Locate the string "Balance" in the listing below. Copy every line where it is found.
----
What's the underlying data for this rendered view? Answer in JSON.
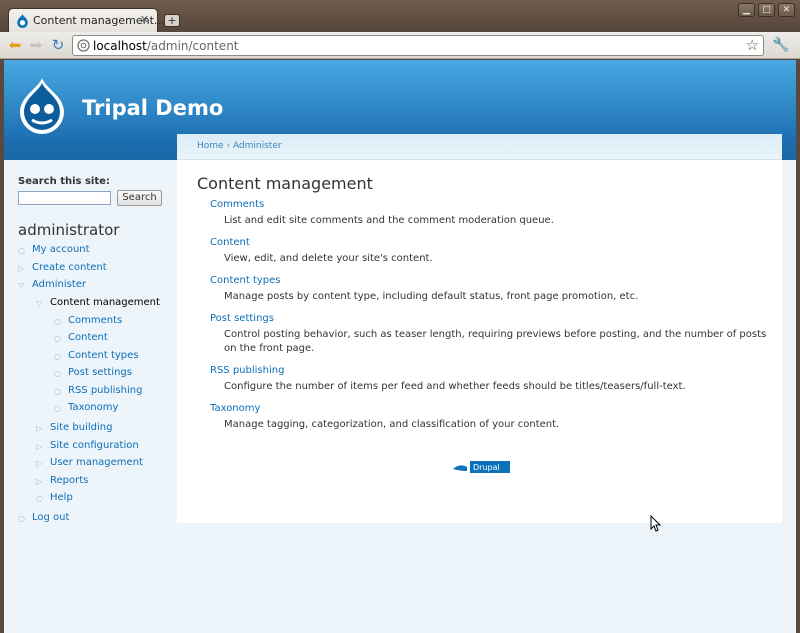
{
  "browser": {
    "tab_title": "Content management...",
    "tab_close": "✕",
    "new_tab": "+",
    "url_host": "localhost",
    "url_path": "/admin/content",
    "window_buttons": [
      "▁",
      "□",
      "✕"
    ]
  },
  "site": {
    "name": "Tripal Demo"
  },
  "breadcrumb": {
    "home": "Home",
    "separator": "›",
    "administer": "Administer"
  },
  "page": {
    "title": "Content management",
    "items": [
      {
        "label": "Comments",
        "desc": "List and edit site comments and the comment moderation queue."
      },
      {
        "label": "Content",
        "desc": "View, edit, and delete your site's content."
      },
      {
        "label": "Content types",
        "desc": "Manage posts by content type, including default status, front page promotion, etc."
      },
      {
        "label": "Post settings",
        "desc": "Control posting behavior, such as teaser length, requiring previews before posting, and the number of posts on the front page."
      },
      {
        "label": "RSS publishing",
        "desc": "Configure the number of items per feed and whether feeds should be titles/teasers/full-text."
      },
      {
        "label": "Taxonomy",
        "desc": "Manage tagging, categorization, and classification of your content."
      }
    ],
    "powered_by": "Drupal"
  },
  "sidebar": {
    "search_label": "Search this site:",
    "search_value": "",
    "search_button": "Search",
    "user_heading": "administrator",
    "menu": [
      "My account",
      "Create content",
      "Administer",
      "Content management",
      "Comments",
      "Content",
      "Content types",
      "Post settings",
      "RSS publishing",
      "Taxonomy",
      "Site building",
      "Site configuration",
      "User management",
      "Reports",
      "Help",
      "Log out"
    ]
  },
  "colors": {
    "link": "#0d6eb8",
    "header_top": "#48a9e4",
    "header_bottom": "#1a65a5",
    "page_bg": "#edf5fa"
  }
}
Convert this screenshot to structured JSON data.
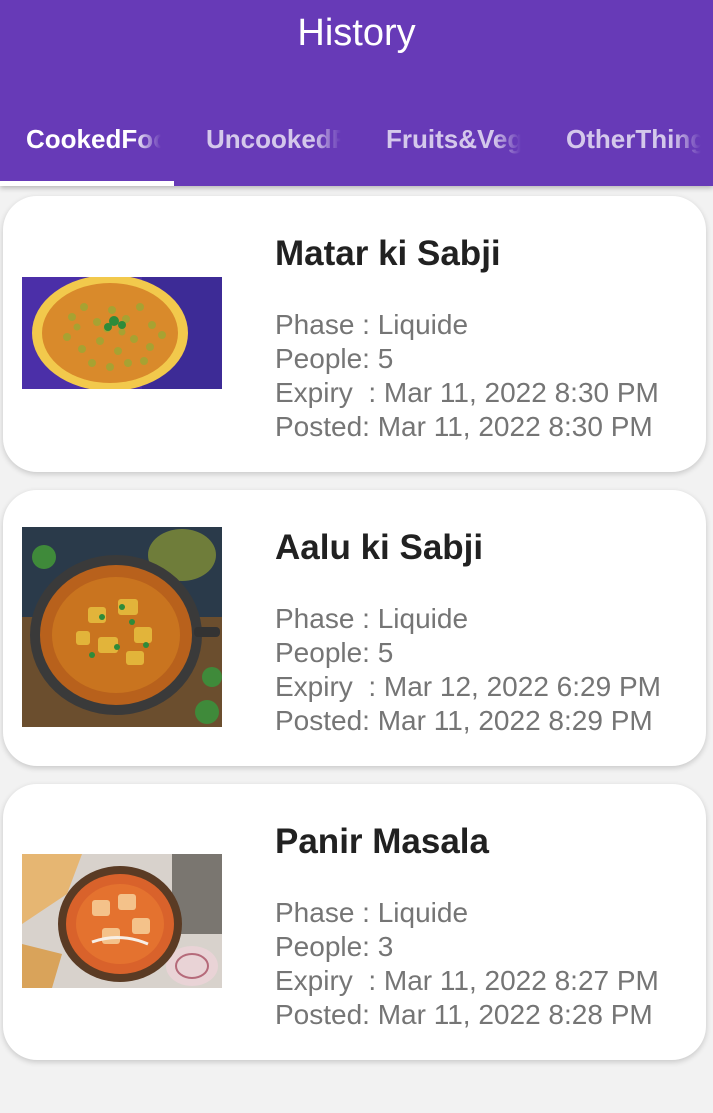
{
  "appbar": {
    "title": "History"
  },
  "tabs": [
    {
      "label": "CookedFood",
      "active": true
    },
    {
      "label": "UncookedFood",
      "active": false
    },
    {
      "label": "Fruits&Vegetables",
      "active": false
    },
    {
      "label": "OtherThings",
      "active": false
    }
  ],
  "cards": [
    {
      "title": "Matar ki Sabji",
      "image": "green-peas-curry-image",
      "phase": "Phase : Liquide",
      "people": "People: 5",
      "expiry": "Expiry  : Mar 11, 2022 8:30 PM",
      "posted": "Posted: Mar 11, 2022 8:30 PM"
    },
    {
      "title": "Aalu ki Sabji",
      "image": "potato-curry-image",
      "phase": "Phase : Liquide",
      "people": "People: 5",
      "expiry": "Expiry  : Mar 12, 2022 6:29 PM",
      "posted": "Posted: Mar 11, 2022 8:29 PM"
    },
    {
      "title": "Panir Masala",
      "image": "paneer-masala-image",
      "phase": "Phase : Liquide",
      "people": "People: 3",
      "expiry": "Expiry  : Mar 11, 2022 8:27 PM",
      "posted": "Posted: Mar 11, 2022 8:28 PM"
    }
  ],
  "colors": {
    "primary": "#673ab7",
    "title_text": "#212121",
    "detail_text": "#757575"
  }
}
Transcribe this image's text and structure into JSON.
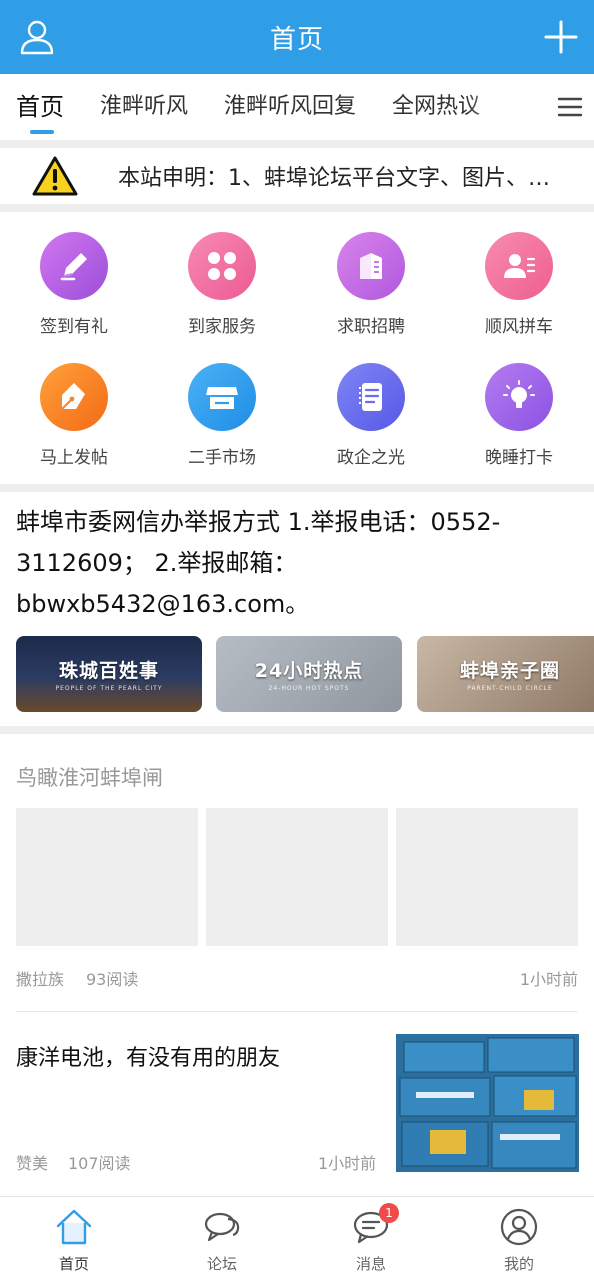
{
  "header": {
    "title": "首页"
  },
  "tabs": [
    {
      "label": "首页"
    },
    {
      "label": "淮畔听风"
    },
    {
      "label": "淮畔听风回复"
    },
    {
      "label": "全网热议"
    }
  ],
  "notice": {
    "text": "本站申明：1、蚌埠论坛平台文字、图片、…"
  },
  "grid": {
    "items": [
      {
        "label": "签到有礼",
        "icon": "pencil-icon",
        "color": "#b05de0"
      },
      {
        "label": "到家服务",
        "icon": "four-leaf-icon",
        "color": "#f06aa2"
      },
      {
        "label": "求职招聘",
        "icon": "building-icon",
        "color": "#c46be3"
      },
      {
        "label": "顺风拼车",
        "icon": "person-list-icon",
        "color": "#f3709c"
      },
      {
        "label": "马上发帖",
        "icon": "fountain-pen-icon",
        "color": "#f6862a"
      },
      {
        "label": "二手市场",
        "icon": "shop-icon",
        "color": "#2e9df0"
      },
      {
        "label": "政企之光",
        "icon": "document-icon",
        "color": "#6b6ef0"
      },
      {
        "label": "晚睡打卡",
        "icon": "lightbulb-icon",
        "color": "#a05fe8"
      }
    ]
  },
  "announcement": {
    "text": "蚌埠市委网信办举报方式 1.举报电话：0552-3112609； 2.举报邮箱：bbwxb5432@163.com。"
  },
  "banners": [
    {
      "title": "珠城百姓事",
      "subtitle": "PEOPLE OF THE PEARL CITY"
    },
    {
      "title": "24小时热点",
      "subtitle": "24-HOUR HOT SPOTS"
    },
    {
      "title": "蚌埠亲子圈",
      "subtitle": "PARENT-CHILD CIRCLE"
    }
  ],
  "posts": [
    {
      "title": "鸟瞰淮河蚌埠闸",
      "author": "撒拉族",
      "reads": "93阅读",
      "time": "1小时前"
    },
    {
      "title": "康洋电池，有没有用的朋友",
      "author": "赞美",
      "reads": "107阅读",
      "time": "1小时前"
    }
  ],
  "bottom_nav": [
    {
      "label": "首页",
      "icon": "home-icon"
    },
    {
      "label": "论坛",
      "icon": "chat-bubbles-icon"
    },
    {
      "label": "消息",
      "icon": "message-icon",
      "badge": "1"
    },
    {
      "label": "我的",
      "icon": "profile-icon"
    }
  ],
  "colors": {
    "brand": "#2f9ee6",
    "badge": "#f04a4a"
  }
}
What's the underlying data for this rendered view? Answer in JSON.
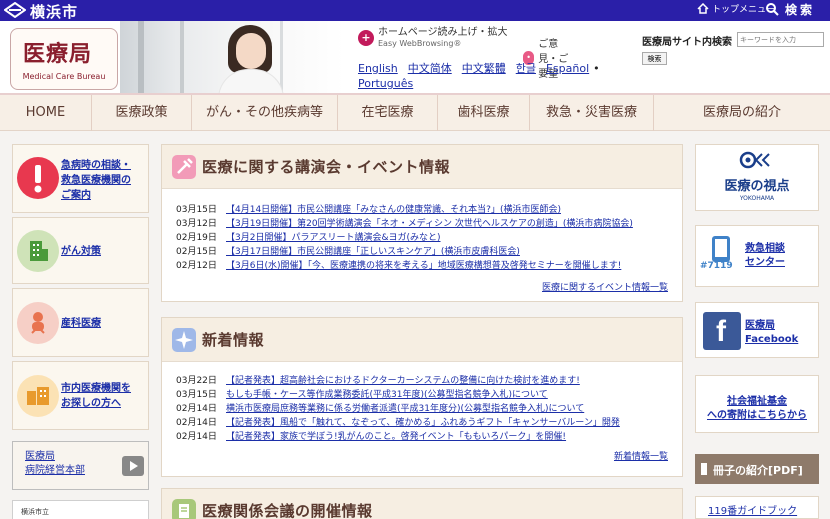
{
  "topbar": {
    "city_name": "横浜市",
    "top_menu": "トップメニュー",
    "search": "検索"
  },
  "header": {
    "logo_title": "医療局",
    "logo_subtitle": "Medical Care Bureau",
    "voice_main": "ホームページ読み上げ・拡大",
    "voice_sub": "Easy WebBrowsing®",
    "opinion": "ご意見・ご要望",
    "languages": [
      "English",
      "中文简体",
      "中文繁體",
      "한글",
      "Español",
      "Português"
    ],
    "site_search_label": "医療局サイト内検索",
    "site_search_placeholder": "キーワードを入力",
    "site_search_button": "検索"
  },
  "nav": [
    {
      "label": "HOME"
    },
    {
      "label": "医療政策"
    },
    {
      "label": "がん・その他疾病等"
    },
    {
      "label": "在宅医療"
    },
    {
      "label": "歯科医療"
    },
    {
      "label": "救急・災害医療"
    },
    {
      "label": "医療局の紹介"
    }
  ],
  "left": {
    "emergency": "急病時の相談・救急医療機関のご案内",
    "emergency_lines": [
      "急病時の相談・",
      "救急医療機関の",
      "ご案内"
    ],
    "cancer": "がん対策",
    "obstetrics": "産科医療",
    "find_lines": [
      "市内医療機関を",
      "お探しの方へ"
    ],
    "hospital_lines": [
      "医療局",
      "病院経営本部"
    ],
    "hospital_small": "横浜市立"
  },
  "events": {
    "title": "医療に関する講演会・イベント情報",
    "items": [
      {
        "date": "03月15日",
        "text": "【4月14日開催】市民公開講座「みなさんの健康常識、それ本当?」(横浜市医師会)"
      },
      {
        "date": "03月12日",
        "text": "【3月19日開催】第20回学術講演会「ネオ・メディシン 次世代ヘルスケアの創造」(横浜市病院協会)"
      },
      {
        "date": "02月19日",
        "text": "【3月2日開催】パラアスリート講演会&ヨガ(みなと)"
      },
      {
        "date": "02月15日",
        "text": "【3月17日開催】市民公開講座「正しいスキンケア」(横浜市皮膚科医会)"
      },
      {
        "date": "02月12日",
        "text": "【3月6日(水)開催】「今、医療連携の将来を考える」地域医療構想普及啓発セミナーを開催します!"
      }
    ],
    "more": "医療に関するイベント情報一覧"
  },
  "news": {
    "title": "新着情報",
    "items": [
      {
        "date": "03月22日",
        "text": "【記者発表】超高齢社会におけるドクターカーシステムの整備に向けた検討を進めます!"
      },
      {
        "date": "03月15日",
        "text": "もしも手帳・ケース等作成業務委託(平成31年度)(公募型指名競争入札)について"
      },
      {
        "date": "02月14日",
        "text": "横浜市医療局庶務等業務に係る労働者派遣(平成31年度分)(公募型指名競争入札)について"
      },
      {
        "date": "02月14日",
        "text": "【記者発表】風船で「触れて、なぞって、確かめる」ふれあうギフト「キャンサーバルーン」開発"
      },
      {
        "date": "02月14日",
        "text": "【記者発表】家族で学ぼう!乳がんのこと。啓発イベント「ももいろパーク」を開催!"
      }
    ],
    "more": "新着情報一覧"
  },
  "meeting": {
    "title": "医療関係会議の開催情報"
  },
  "right": {
    "perspective_main": "医療の視点",
    "perspective_sub": "YOKOHAMA",
    "consult_lines": [
      "救急相談",
      "センター"
    ],
    "phone_badge": "#7119",
    "facebook_lines": [
      "医療局",
      "Facebook"
    ],
    "welfare_lines": [
      "社会福祉基金",
      "への寄附はこちらから"
    ],
    "booklet_title": "冊子の紹介[PDF]",
    "booklet_item": "119番ガイドブック"
  },
  "colors": {
    "topbar": "#2a1fa8",
    "link": "#1c2fa8",
    "brand": "#8a1f2e",
    "nav_bg": "#f7efe6"
  }
}
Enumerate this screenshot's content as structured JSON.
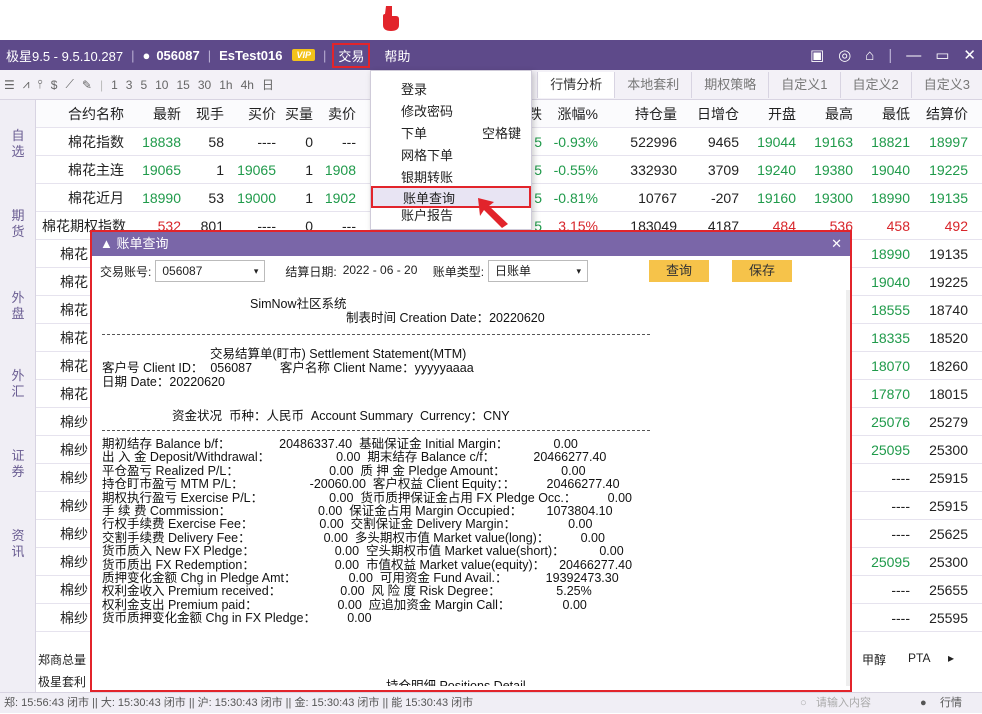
{
  "title_bar": {
    "app_name": "极星9.5 - 9.5.10.287",
    "user_id": "056087",
    "account": "EsTest016",
    "vip": "VIP",
    "menu_trade": "交易",
    "menu_help": "帮助"
  },
  "toolbar": {
    "intervals": [
      "1",
      "3",
      "5",
      "10",
      "15",
      "30",
      "1h",
      "4h",
      "日"
    ]
  },
  "tabs": [
    "行情分析",
    "本地套利",
    "期权策略",
    "自定义1",
    "自定义2",
    "自定义3"
  ],
  "sidebar": [
    "自选",
    "期货",
    "外盘",
    "外汇",
    "证券",
    "资讯"
  ],
  "quote": {
    "headers": [
      "合约名称",
      "最新",
      "现手",
      "买价",
      "买量",
      "卖价",
      "跌",
      "涨幅%",
      "持仓量",
      "日增仓",
      "开盘",
      "最高",
      "最低",
      "结算价"
    ],
    "rows": [
      {
        "name": "棉花指数",
        "last": "18838",
        "vol": "58",
        "bid": "----",
        "bidv": "0",
        "ask": "---",
        "chg": "5",
        "pct": "-0.93%",
        "oi": "522996",
        "doi": "9465",
        "open": "19044",
        "high": "19163",
        "low": "18821",
        "settle": "18997"
      },
      {
        "name": "棉花主连",
        "last": "19065",
        "vol": "1",
        "bid": "19065",
        "bidv": "1",
        "ask": "1908",
        "chg": "5",
        "pct": "-0.55%",
        "oi": "332930",
        "doi": "3709",
        "open": "19240",
        "high": "19380",
        "low": "19040",
        "settle": "19225"
      },
      {
        "name": "棉花近月",
        "last": "18990",
        "vol": "53",
        "bid": "19000",
        "bidv": "1",
        "ask": "1902",
        "chg": "5",
        "pct": "-0.81%",
        "oi": "10767",
        "doi": "-207",
        "open": "19160",
        "high": "19300",
        "low": "18990",
        "settle": "19135"
      },
      {
        "name": "棉花期权指数",
        "last": "532",
        "vol": "801",
        "bid": "----",
        "bidv": "0",
        "ask": "---",
        "chg": "5",
        "pct": "3.15%",
        "oi": "183049",
        "doi": "4187",
        "open": "484",
        "high": "536",
        "low": "458",
        "settle": "492"
      }
    ],
    "hidden_rows": [
      {
        "name": "棉花",
        "low": "18990",
        "settle": "19135"
      },
      {
        "name": "棉花",
        "low": "19040",
        "settle": "19225"
      },
      {
        "name": "棉花",
        "low": "18555",
        "settle": "18740"
      },
      {
        "name": "棉花",
        "low": "18335",
        "settle": "18520"
      },
      {
        "name": "棉花",
        "low": "18070",
        "settle": "18260"
      },
      {
        "name": "棉花",
        "low": "17870",
        "settle": "18015"
      },
      {
        "name": "棉纱",
        "low": "25076",
        "settle": "25279"
      },
      {
        "name": "棉纱",
        "low": "25095",
        "settle": "25300"
      },
      {
        "name": "棉纱",
        "low": "----",
        "settle": "25915"
      },
      {
        "name": "棉纱",
        "low": "----",
        "settle": "25915"
      },
      {
        "name": "棉纱",
        "low": "----",
        "settle": "25625"
      },
      {
        "name": "棉纱",
        "low": "25095",
        "settle": "25300"
      },
      {
        "name": "棉纱",
        "low": "----",
        "settle": "25655"
      },
      {
        "name": "棉纱",
        "low": "----",
        "settle": "25595"
      }
    ]
  },
  "menu": {
    "items": [
      {
        "label": "登录",
        "shortcut": ""
      },
      {
        "label": "修改密码",
        "shortcut": ""
      },
      {
        "label": "下单",
        "shortcut": "空格键"
      },
      {
        "label": "网格下单",
        "shortcut": ""
      },
      {
        "label": "银期转账",
        "shortcut": ""
      },
      {
        "label": "账单查询",
        "shortcut": ""
      },
      {
        "label": "账户报告",
        "shortcut": ""
      }
    ]
  },
  "dialog": {
    "title": "账单查询",
    "account_label": "交易账号:",
    "account_value": "056087",
    "date_label": "结算日期:",
    "date_value": "2022 - 06 - 20",
    "type_label": "账单类型:",
    "type_value": "日账单",
    "query_btn": "查询",
    "save_btn": "保存",
    "statement": {
      "header1": "SimNow社区系统",
      "header2": "制表时间 Creation Date：20220620",
      "title": "交易结算单(盯市) Settlement Statement(MTM)",
      "client": "客户号 Client ID：  056087        客户名称 Client Name：yyyyyaaaa",
      "date": "日期 Date：20220620",
      "summary_title": "资金状况  币种：人民币  Account Summary  Currency：CNY",
      "lines": [
        "期初结存 Balance b/f：              20486337.40  基础保证金 Initial Margin：             0.00",
        "出 入 金 Deposit/Withdrawal：                   0.00  期末结存 Balance c/f：           20466277.40",
        "平仓盈亏 Realized P/L：                          0.00  质 押 金 Pledge Amount：                0.00",
        "持仓盯市盈亏 MTM P/L：                   -20060.00  客户权益 Client Equity：：         20466277.40",
        "期权执行盈亏 Exercise P/L：                   0.00  货币质押保证金占用 FX Pledge Occ.：         0.00",
        "手 续 费 Commission：                         0.00  保证金占用 Margin Occupied：       1073804.10",
        "行权手续费 Exercise Fee：                   0.00  交割保证金 Delivery Margin：               0.00",
        "交割手续费 Delivery Fee：                     0.00  多头期权市值 Market value(long)：         0.00",
        "货币质入 New FX Pledge：                       0.00  空头期权市值 Market value(short)：          0.00",
        "货币质出 FX Redemption：                       0.00  市值权益 Market value(equity)：    20466277.40",
        "质押变化金额 Chg in Pledge Amt：               0.00  可用资金 Fund Avail.：           19392473.30",
        "权利金收入 Premium received：                 0.00  风 险 度 Risk Degree：                5.25%",
        "权利金支出 Premium paid：                       0.00  应追加资金 Margin Call：               0.00",
        "货币质押变化金额 Chg in FX Pledge：         0.00"
      ],
      "positions_title": "持仓明细 Positions Detail"
    }
  },
  "bottom": {
    "left": "郑商总量",
    "left2": "极星套利",
    "right": [
      "甲醇",
      "PTA",
      "▸"
    ]
  },
  "status": {
    "text": "郑: 15:56:43  闭市 || 大: 15:30:43  闭市 || 沪: 15:30:43  闭市 || 金: 15:30:43  闭市 || 能 15:30:43  闭市",
    "search": "请输入内容",
    "quote": "行情"
  },
  "colors": {
    "accent": "#5e4a8a",
    "highlight": "#e2242b",
    "up": "#d8262b",
    "down": "#1f9a4a",
    "button": "#f6c34a"
  }
}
----
**SOLUTION FOR THIS TASK**
        "期初结存 Balance b/f：              20486337.40  基础保证金 Initial Margin：             0.00",
        "出 入 金 Deposit/Withdrawal：                   0.00  期末结存 Balance c/f：           20466277.40",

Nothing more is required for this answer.